[Records contained in a dataset]
----

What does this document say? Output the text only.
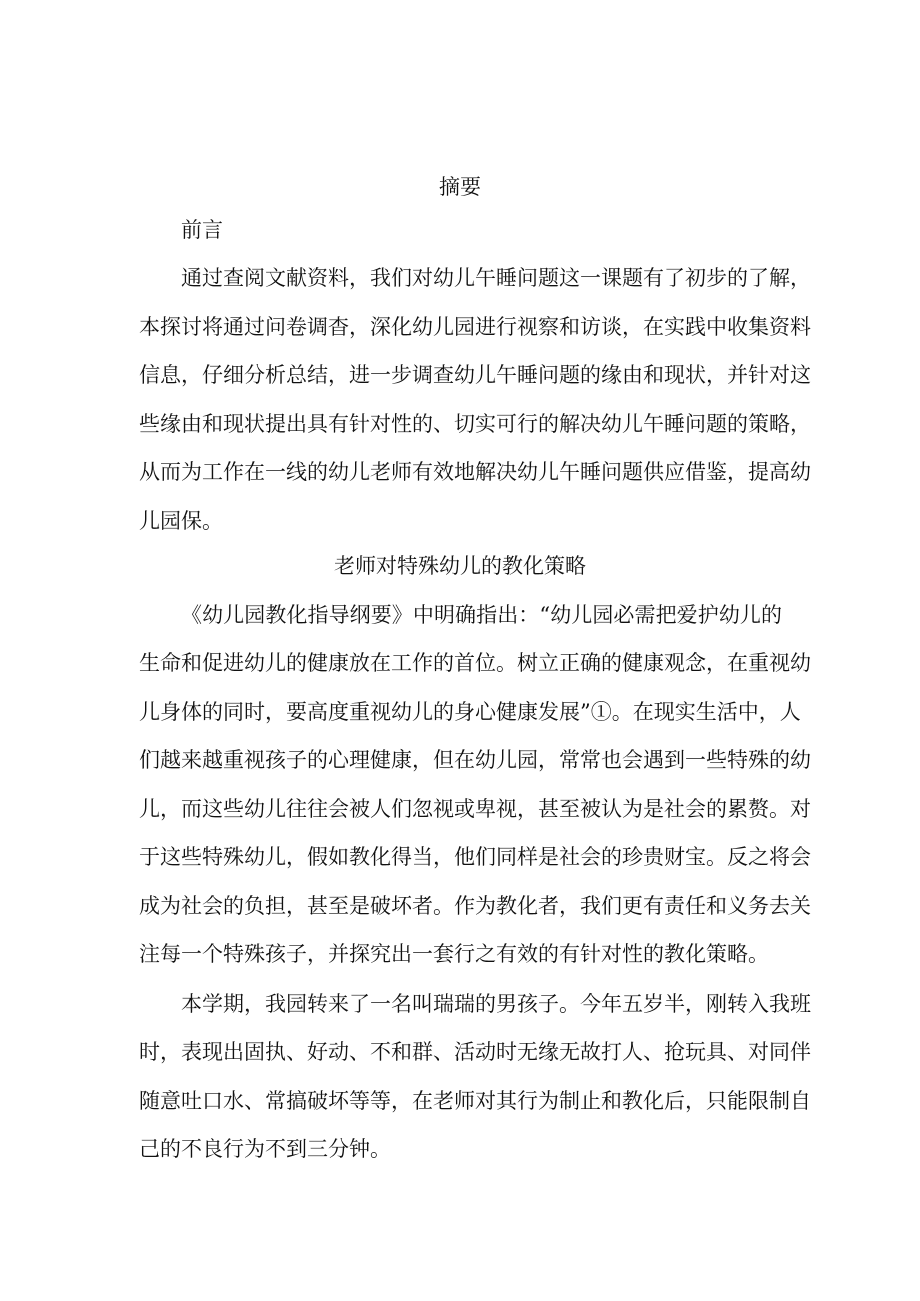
摘要

前言

通过查阅文献资料，我们对幼儿午睡问题这一课题有了初步的了解，

本探讨将通过问卷调杳，深化幼儿园进行视察和访谈，在实践中收集资料

信息，仔细分析总结，进一步调查幼儿午睡问题的缘由和现状，并针对这

些缘由和现状提出具有针对性的、切实可行的解决幼儿午睡问题的策略，

从而为工作在一线的幼儿老师有效地解决幼儿午睡问题供应借鉴，提高幼

儿园保。

老师对特殊幼儿的教化策略

《幼儿园教化指导纲要》中明确指出：“幼儿园必需把爱护幼儿的

生命和促进幼儿的健康放在工作的首位。树立正确的健康观念，在重视幼

儿身体的同时，要高度重视幼儿的身心健康发展”①。在现实生活中，人

们越来越重视孩子的心理健康，但在幼儿园，常常也会遇到一些特殊的幼

儿，而这些幼儿往往会被人们忽视或卑视，甚至被认为是社会的累赘。对

于这些特殊幼儿，假如教化得当，他们同样是社会的珍贵财宝。反之将会

成为社会的负担，甚至是破坏者。作为教化者，我们更有责任和义务去关

注每一个特殊孩子，并探究出一套行之有效的有针对性的教化策略。

本学期，我园转来了一名叫瑞瑞的男孩子。今年五岁半，刚转入我班

时，表现出固执、好动、不和群、活动时无缘无故打人、抢玩具、对同伴

随意吐口水、常搞破坏等等，在老师对其行为制止和教化后，只能限制自

己的不良行为不到三分钟。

----

Transcribe the listing in full and omit the pictures.

▶ FULL SOLUTION
What does this document say? Output the text only.
摘要

前言

通过查阅文献资料，我们对幼儿午睡问题这一课题有了初步的了解，

本探讨将通过问卷调杳，深化幼儿园进行视察和访谈，在实践中收集资料

信息，仔细分析总结，进一步调查幼儿午睡问题的缘由和现状，并针对这

些缘由和现状提出具有针对性的、切实可行的解决幼儿午睡问题的策略，

从而为工作在一线的幼儿老师有效地解决幼儿午睡问题供应借鉴，提高幼

儿园保。

老师对特殊幼儿的教化策略

《幼儿园教化指导纲要》中明确指出：“幼儿园必需把爱护幼儿的

生命和促进幼儿的健康放在工作的首位。树立正确的健康观念，在重视幼

儿身体的同时，要高度重视幼儿的身心健康发展”①。在现实生活中，人

们越来越重视孩子的心理健康，但在幼儿园，常常也会遇到一些特殊的幼

儿，而这些幼儿往往会被人们忽视或卑视，甚至被认为是社会的累赘。对

于这些特殊幼儿，假如教化得当，他们同样是社会的珍贵财宝。反之将会

成为社会的负担，甚至是破坏者。作为教化者，我们更有责任和义务去关

注每一个特殊孩子，并探究出一套行之有效的有针对性的教化策略。

本学期，我园转来了一名叫瑞瑞的男孩子。今年五岁半，刚转入我班

时，表现出固执、好动、不和群、活动时无缘无故打人、抢玩具、对同伴

随意吐口水、常搞破坏等等，在老师对其行为制止和教化后，只能限制自

己的不良行为不到三分钟。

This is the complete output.